*WORK REQUIRED*: Convert everything from the line containing "close-icon <box>961 27 979 45</box>" down to the line containing "grid-header: Name Value" into a Markdown table with the columns No. and Line, numbering each row and leaving out blank lines.

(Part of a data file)

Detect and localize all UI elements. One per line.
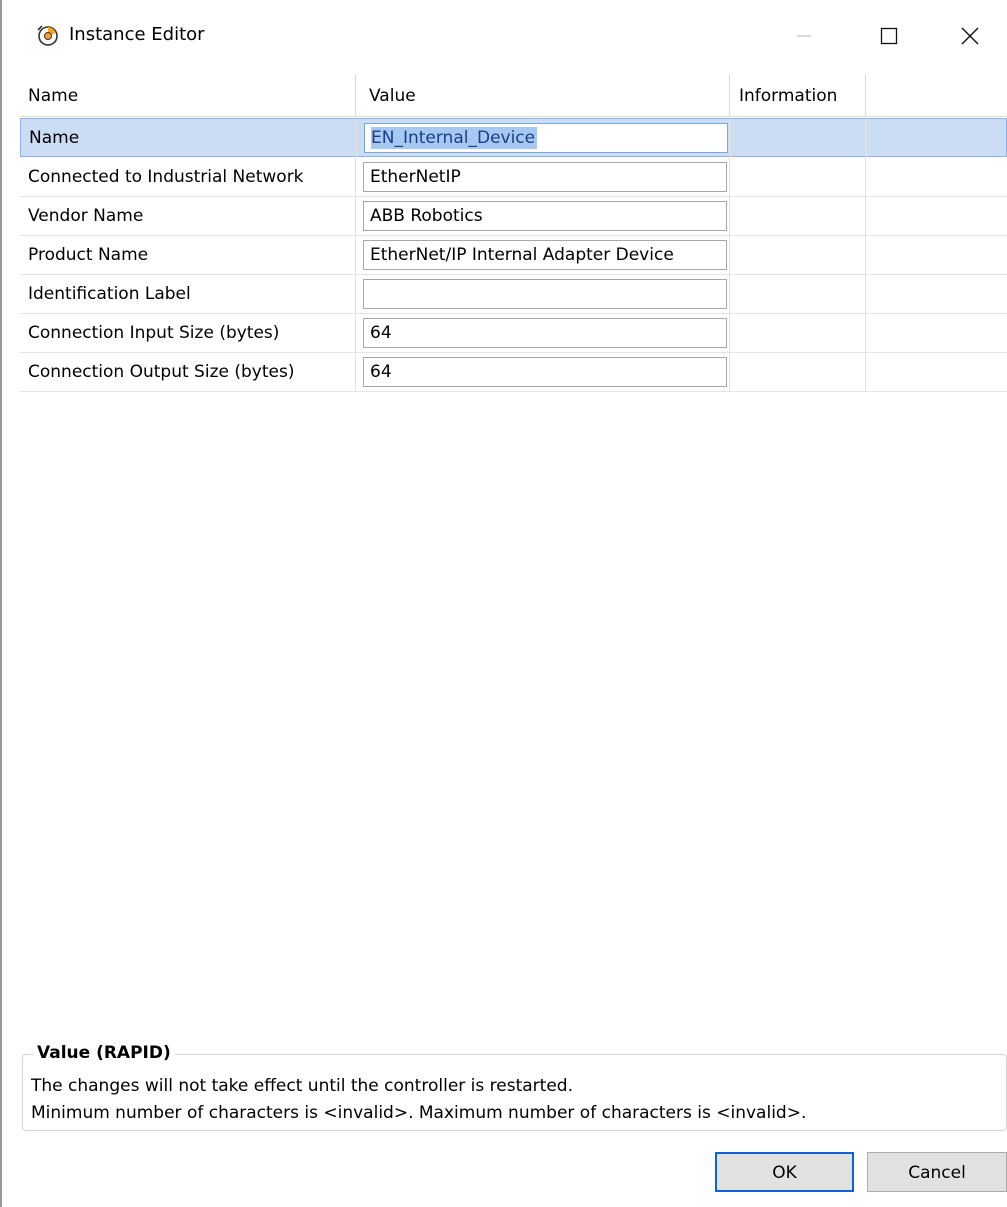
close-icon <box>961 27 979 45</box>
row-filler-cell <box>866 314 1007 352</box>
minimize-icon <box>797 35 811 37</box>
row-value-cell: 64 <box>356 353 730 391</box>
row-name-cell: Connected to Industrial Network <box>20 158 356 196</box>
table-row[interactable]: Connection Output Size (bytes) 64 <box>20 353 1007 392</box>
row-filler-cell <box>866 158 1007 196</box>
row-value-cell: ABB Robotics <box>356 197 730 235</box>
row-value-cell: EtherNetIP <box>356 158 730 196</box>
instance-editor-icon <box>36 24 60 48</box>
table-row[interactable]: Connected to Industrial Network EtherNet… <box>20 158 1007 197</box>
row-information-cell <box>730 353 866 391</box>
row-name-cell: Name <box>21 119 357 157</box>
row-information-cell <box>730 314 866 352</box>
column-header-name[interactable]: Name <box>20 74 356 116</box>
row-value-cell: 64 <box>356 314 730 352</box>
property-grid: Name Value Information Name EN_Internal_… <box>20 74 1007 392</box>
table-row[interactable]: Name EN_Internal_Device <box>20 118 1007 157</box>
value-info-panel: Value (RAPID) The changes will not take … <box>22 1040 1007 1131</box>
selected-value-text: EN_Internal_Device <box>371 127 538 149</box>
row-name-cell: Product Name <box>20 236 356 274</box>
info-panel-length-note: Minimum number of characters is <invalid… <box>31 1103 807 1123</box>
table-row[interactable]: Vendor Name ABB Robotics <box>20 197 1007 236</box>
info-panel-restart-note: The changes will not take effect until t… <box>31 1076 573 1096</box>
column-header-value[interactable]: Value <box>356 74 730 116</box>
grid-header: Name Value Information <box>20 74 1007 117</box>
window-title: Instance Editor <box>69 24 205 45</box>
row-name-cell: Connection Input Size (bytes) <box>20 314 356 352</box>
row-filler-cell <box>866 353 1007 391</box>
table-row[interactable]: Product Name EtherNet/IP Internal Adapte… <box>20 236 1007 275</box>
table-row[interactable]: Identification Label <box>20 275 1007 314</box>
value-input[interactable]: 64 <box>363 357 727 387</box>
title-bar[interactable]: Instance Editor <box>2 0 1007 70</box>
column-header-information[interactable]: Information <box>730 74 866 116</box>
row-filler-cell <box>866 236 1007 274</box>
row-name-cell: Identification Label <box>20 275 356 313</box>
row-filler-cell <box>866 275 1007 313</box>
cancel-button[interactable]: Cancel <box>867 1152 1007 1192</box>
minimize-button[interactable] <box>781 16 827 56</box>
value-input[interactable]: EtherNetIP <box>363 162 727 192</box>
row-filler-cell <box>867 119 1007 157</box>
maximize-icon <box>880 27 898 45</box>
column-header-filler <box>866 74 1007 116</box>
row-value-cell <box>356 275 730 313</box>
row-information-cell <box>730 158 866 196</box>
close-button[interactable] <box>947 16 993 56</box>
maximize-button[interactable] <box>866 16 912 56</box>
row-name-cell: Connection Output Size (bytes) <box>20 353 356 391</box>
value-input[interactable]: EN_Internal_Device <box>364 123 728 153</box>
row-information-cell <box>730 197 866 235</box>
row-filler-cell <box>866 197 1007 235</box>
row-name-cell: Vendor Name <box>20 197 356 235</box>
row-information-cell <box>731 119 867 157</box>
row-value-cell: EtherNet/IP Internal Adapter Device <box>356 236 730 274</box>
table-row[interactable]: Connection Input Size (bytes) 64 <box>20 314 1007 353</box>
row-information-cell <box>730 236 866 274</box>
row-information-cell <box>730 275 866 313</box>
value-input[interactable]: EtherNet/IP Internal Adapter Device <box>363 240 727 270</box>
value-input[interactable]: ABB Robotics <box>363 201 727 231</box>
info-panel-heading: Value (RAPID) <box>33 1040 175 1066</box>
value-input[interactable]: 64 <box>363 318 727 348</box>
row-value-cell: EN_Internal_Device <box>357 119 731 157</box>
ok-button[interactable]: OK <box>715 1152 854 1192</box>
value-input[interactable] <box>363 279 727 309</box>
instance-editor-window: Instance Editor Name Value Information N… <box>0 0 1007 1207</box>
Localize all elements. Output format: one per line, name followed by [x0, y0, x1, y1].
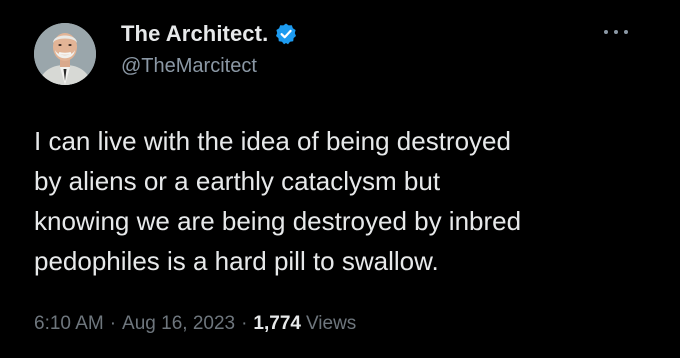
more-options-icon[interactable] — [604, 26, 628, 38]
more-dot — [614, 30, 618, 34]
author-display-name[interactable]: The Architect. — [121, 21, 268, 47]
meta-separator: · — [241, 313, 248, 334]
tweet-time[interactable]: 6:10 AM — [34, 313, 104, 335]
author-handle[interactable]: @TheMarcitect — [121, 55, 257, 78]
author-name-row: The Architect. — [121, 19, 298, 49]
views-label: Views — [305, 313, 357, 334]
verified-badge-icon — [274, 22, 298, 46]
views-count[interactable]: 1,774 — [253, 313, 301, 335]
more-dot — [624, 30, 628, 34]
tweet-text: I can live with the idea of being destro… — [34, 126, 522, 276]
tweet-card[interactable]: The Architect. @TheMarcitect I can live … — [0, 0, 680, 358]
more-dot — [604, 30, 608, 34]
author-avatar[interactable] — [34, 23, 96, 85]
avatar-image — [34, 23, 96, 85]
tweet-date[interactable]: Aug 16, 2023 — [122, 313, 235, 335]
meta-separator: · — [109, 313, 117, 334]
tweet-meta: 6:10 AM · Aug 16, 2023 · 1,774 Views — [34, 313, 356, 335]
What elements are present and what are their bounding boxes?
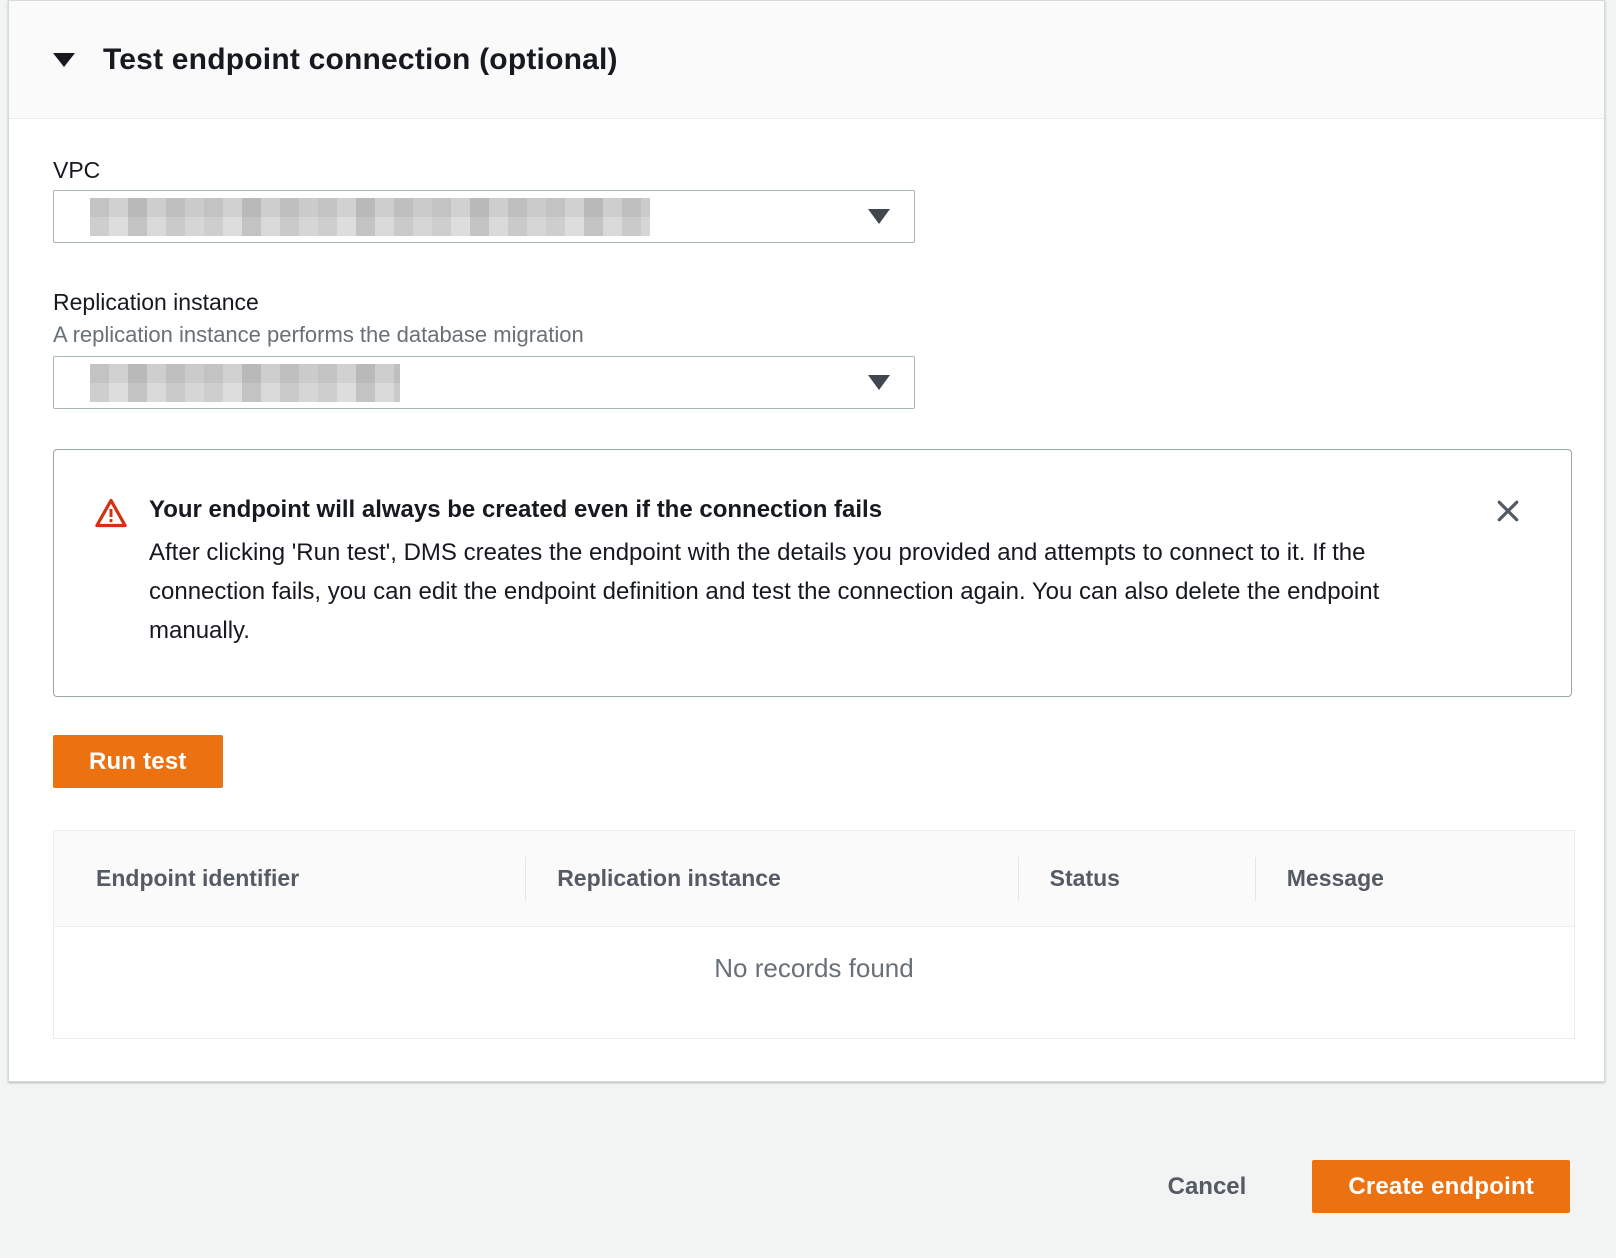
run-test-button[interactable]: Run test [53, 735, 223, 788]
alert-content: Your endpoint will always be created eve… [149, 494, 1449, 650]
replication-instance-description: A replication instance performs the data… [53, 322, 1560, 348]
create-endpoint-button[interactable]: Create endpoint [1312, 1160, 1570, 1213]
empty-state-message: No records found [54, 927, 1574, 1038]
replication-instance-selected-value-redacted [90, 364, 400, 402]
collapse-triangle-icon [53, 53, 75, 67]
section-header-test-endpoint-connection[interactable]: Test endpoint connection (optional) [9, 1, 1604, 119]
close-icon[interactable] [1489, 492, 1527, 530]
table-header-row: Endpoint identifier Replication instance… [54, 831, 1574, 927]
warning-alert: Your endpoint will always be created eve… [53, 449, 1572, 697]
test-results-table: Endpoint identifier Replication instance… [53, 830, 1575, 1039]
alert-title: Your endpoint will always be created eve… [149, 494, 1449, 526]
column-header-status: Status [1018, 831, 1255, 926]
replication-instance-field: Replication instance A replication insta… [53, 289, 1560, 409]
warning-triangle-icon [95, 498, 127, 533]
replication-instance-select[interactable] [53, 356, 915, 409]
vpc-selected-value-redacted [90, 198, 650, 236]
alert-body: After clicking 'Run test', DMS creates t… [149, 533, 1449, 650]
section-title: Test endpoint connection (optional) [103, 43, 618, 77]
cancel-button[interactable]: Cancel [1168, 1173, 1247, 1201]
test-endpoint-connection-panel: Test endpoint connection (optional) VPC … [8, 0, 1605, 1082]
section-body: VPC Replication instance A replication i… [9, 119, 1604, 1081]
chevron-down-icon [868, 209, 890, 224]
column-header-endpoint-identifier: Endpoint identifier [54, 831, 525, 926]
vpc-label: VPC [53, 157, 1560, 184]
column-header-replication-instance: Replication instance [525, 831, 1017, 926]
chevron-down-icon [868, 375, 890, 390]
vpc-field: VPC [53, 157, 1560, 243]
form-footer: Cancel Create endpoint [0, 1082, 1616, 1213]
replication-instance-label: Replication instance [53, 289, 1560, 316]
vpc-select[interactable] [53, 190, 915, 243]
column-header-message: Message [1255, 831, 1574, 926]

*COMPLETE ANSWER*:
| No. | Line |
|---|---|
| 1 | close-icon <box>961 27 979 45</box> |
| 2 | row-filler-cell <box>866 314 1007 352</box> |
| 3 | minimize-icon <box>797 35 811 37</box> |
| 4 | row-value-cell: 64 <box>356 353 730 391</box> |
| 5 | row-name-cell: Connected to Industrial Network <box>20 158 356 196</box> |
| 6 | table-row[interactable]: Connection Output Size (bytes) 64 <box>20 353 1007 392</box> |
| 7 | row-filler-cell <box>866 158 1007 196</box> |
| 8 | row-value-cell: ABB Robotics <box>356 197 730 235</box> |
| 9 | row-value-cell: EtherNetIP <box>356 158 730 196</box> |
| 10 | instance-editor-icon <box>36 24 60 48</box> |
| 11 | table-row[interactable]: Connected to Industrial Network EtherNet… <box>20 158 1007 197</box> |
| 12 | row-information-cell <box>730 353 866 391</box> |
| 13 | row-name-cell: Name <box>21 119 357 157</box> |
| 14 | row-information-cell <box>730 314 866 352</box> |
| 15 | column-header-name[interactable]: Name <box>20 74 356 116</box> |
| 16 | row-value-cell: 64 <box>356 314 730 352</box> |
| 17 | property-grid: Name Value Information Name EN_Internal_… <box>20 74 1007 392</box> |
| 18 | table-row[interactable]: Name EN_Internal_Device <box>20 118 1007 157</box> |
| 19 | value-info-panel: Value (RAPID) The changes will not take … <box>22 1040 1007 1131</box> |
| 20 | selected-value-text: EN_Internal_Device <box>371 127 538 149</box> |
| 21 | row-name-cell: Product Name <box>20 236 356 274</box> |
| 22 | info-panel-length-note: Minimum number of characters is <invalid… <box>31 1103 807 1123</box> |
| 23 | table-row[interactable]: Vendor Name ABB Robotics <box>20 197 1007 236</box> |
| 24 | info-panel-restart-note: The changes will not take effect until t… <box>31 1076 573 1096</box> |
| 25 | column-header-value[interactable]: Value <box>356 74 730 116</box> |
| 26 | grid-header: Name Value Information <box>20 74 1007 117</box> |